==== Data for processing

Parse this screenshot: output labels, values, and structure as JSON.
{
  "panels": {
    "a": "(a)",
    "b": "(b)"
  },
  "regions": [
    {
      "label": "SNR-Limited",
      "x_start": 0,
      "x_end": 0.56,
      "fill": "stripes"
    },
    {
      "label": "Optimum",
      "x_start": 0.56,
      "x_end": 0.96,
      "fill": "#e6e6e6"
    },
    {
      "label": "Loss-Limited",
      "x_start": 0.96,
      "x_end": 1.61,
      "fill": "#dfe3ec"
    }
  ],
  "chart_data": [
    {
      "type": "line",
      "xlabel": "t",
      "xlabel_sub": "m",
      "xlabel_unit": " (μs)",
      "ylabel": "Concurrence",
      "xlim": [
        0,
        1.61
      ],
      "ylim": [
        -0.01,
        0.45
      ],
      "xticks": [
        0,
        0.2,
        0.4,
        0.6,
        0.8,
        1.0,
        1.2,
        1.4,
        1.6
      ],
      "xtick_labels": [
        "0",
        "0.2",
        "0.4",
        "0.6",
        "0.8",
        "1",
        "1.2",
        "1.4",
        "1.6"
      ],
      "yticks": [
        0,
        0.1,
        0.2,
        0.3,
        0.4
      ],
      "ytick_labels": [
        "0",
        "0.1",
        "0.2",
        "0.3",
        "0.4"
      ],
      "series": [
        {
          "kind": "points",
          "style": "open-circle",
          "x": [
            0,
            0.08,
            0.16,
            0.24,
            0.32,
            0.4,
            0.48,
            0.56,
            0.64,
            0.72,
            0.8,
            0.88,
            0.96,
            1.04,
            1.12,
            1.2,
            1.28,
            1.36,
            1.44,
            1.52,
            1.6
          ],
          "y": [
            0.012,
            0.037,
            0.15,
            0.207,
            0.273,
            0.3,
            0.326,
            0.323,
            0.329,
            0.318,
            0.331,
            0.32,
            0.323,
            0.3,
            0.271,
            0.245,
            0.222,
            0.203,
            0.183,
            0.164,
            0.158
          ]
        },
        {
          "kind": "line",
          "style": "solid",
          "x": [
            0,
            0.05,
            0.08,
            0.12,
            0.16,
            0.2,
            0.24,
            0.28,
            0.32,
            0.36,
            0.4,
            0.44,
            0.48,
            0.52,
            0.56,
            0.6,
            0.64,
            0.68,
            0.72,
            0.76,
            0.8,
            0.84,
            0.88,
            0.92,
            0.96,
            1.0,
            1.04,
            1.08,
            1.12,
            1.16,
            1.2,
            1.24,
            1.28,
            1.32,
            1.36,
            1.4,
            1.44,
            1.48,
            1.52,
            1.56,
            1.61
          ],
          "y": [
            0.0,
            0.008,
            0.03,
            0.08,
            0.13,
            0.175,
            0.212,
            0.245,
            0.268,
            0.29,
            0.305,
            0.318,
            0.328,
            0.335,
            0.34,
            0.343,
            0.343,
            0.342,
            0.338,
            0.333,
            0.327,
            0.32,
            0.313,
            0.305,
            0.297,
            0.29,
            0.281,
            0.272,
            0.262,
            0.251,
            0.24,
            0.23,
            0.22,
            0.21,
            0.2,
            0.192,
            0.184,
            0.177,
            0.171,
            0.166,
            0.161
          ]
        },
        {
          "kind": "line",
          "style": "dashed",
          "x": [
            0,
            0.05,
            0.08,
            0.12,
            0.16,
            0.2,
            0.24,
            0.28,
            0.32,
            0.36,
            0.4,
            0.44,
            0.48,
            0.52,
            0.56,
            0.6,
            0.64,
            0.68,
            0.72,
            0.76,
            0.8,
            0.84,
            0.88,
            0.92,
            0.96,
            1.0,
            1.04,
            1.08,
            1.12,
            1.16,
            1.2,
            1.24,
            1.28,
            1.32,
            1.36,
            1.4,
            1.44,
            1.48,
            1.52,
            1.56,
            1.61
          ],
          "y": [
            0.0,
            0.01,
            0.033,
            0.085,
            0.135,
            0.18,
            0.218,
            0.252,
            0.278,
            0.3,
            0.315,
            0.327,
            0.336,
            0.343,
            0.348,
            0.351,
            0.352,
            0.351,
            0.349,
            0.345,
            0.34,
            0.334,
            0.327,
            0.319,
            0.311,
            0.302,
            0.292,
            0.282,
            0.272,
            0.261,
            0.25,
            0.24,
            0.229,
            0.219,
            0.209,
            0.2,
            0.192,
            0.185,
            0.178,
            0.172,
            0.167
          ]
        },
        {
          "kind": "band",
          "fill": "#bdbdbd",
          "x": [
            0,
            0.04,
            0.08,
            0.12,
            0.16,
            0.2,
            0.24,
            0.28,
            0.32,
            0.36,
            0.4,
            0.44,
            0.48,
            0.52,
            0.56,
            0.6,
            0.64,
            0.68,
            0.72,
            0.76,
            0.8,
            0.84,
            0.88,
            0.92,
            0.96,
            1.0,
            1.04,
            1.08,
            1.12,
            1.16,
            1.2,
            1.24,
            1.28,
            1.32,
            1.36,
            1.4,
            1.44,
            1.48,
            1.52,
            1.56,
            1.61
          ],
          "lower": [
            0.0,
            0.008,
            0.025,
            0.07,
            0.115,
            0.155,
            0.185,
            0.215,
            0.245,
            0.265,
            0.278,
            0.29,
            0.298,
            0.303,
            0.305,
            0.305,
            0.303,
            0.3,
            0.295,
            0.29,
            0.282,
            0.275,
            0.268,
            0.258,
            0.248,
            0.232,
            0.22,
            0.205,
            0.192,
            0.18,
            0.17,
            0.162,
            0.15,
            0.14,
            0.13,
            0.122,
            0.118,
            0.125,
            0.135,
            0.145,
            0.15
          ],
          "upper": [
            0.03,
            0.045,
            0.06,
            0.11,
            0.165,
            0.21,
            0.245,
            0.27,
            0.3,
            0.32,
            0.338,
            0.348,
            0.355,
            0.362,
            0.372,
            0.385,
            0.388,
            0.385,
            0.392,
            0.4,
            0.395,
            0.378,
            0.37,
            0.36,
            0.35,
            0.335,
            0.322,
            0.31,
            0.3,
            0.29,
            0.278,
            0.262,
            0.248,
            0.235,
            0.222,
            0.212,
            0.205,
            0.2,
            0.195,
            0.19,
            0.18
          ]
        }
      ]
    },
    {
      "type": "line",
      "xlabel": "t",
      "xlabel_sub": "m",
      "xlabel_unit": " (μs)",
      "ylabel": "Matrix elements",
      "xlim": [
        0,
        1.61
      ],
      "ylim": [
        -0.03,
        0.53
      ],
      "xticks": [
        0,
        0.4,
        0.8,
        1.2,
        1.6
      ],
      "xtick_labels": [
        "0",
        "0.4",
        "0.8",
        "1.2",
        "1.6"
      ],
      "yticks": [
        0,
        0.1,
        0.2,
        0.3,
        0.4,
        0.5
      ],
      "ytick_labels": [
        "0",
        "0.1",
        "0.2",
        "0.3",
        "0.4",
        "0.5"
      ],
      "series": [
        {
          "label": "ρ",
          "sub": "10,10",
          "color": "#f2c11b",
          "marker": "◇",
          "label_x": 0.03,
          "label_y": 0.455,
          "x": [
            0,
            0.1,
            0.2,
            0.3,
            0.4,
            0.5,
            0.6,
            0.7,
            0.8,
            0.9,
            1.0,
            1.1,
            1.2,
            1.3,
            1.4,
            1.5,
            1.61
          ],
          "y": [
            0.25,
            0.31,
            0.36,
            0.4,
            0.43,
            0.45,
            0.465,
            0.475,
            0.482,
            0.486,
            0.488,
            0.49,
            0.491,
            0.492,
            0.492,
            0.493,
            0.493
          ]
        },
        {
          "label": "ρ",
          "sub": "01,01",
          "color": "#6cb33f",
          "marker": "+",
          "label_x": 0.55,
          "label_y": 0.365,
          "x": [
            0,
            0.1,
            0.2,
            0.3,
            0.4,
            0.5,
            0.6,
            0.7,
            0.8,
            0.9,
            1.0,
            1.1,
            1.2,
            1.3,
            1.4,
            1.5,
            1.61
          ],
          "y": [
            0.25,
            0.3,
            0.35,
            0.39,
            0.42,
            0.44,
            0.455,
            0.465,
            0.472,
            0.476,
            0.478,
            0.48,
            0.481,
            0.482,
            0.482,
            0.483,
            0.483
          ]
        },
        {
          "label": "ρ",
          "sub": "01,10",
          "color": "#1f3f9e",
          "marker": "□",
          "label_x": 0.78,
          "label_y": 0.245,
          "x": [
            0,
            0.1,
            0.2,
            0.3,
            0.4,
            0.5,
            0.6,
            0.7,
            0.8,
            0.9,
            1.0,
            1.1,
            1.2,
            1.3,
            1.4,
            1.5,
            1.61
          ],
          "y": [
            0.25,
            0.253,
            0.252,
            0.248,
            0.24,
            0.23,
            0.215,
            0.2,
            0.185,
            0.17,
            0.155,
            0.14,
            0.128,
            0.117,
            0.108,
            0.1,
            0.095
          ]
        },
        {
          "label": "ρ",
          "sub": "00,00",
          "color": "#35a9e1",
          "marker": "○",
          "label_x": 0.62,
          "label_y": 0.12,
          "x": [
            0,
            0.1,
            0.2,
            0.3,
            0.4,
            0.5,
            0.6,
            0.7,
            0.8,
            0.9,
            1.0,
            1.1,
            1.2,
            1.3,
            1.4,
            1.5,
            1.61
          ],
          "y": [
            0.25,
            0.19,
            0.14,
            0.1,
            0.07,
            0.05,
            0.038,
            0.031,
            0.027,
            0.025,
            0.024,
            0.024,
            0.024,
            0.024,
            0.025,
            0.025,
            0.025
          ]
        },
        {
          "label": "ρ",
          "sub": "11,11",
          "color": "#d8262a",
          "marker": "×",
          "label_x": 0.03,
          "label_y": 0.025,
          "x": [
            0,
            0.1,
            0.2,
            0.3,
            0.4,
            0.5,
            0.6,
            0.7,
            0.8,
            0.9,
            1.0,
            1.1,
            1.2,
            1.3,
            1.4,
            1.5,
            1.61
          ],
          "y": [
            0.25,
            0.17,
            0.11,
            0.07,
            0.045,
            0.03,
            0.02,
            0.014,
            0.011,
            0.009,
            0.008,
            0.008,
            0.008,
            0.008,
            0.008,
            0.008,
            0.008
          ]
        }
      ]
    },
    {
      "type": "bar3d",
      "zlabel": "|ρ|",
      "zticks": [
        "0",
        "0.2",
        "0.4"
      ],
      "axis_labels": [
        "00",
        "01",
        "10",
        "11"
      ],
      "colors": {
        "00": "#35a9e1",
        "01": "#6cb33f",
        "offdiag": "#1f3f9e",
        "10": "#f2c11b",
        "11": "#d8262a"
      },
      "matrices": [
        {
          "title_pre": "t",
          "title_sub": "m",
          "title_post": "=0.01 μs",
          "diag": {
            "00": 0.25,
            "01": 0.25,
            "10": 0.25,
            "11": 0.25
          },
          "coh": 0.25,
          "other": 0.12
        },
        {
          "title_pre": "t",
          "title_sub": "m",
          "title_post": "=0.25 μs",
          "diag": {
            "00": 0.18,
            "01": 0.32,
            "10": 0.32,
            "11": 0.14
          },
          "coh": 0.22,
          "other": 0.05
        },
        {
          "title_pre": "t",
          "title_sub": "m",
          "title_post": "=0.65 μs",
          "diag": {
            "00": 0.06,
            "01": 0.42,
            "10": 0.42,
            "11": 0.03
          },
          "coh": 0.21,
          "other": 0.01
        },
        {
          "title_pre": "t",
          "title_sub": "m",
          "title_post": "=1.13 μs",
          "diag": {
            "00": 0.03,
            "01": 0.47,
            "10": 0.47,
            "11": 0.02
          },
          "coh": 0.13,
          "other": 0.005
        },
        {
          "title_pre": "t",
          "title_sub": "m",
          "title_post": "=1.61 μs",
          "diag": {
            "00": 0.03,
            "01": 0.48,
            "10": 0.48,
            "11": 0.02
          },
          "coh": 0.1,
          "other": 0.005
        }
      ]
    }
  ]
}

========
==== Data for processing

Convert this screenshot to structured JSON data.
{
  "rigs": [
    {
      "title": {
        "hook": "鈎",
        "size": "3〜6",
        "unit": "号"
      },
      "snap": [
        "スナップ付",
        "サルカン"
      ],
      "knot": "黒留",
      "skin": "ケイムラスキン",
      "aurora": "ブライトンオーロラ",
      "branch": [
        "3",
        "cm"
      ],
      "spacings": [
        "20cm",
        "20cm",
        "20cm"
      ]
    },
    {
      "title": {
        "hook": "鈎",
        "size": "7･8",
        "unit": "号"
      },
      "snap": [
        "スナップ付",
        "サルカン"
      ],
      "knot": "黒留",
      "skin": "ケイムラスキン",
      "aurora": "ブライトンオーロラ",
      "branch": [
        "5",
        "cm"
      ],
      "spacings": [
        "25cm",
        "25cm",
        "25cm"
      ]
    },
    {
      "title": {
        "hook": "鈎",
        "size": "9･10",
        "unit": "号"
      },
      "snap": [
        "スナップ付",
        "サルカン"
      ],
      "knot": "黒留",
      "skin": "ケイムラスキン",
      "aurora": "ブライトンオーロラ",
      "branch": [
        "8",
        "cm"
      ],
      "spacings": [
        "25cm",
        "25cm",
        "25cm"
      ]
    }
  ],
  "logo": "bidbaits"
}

========

*Short exercise*
Pull out all lines from the listing that contain the string "this".

*Exercise solution*
Parse this screenshot: output labels, values, and structure as JSON.
Convert this screenshot to structured JSON data.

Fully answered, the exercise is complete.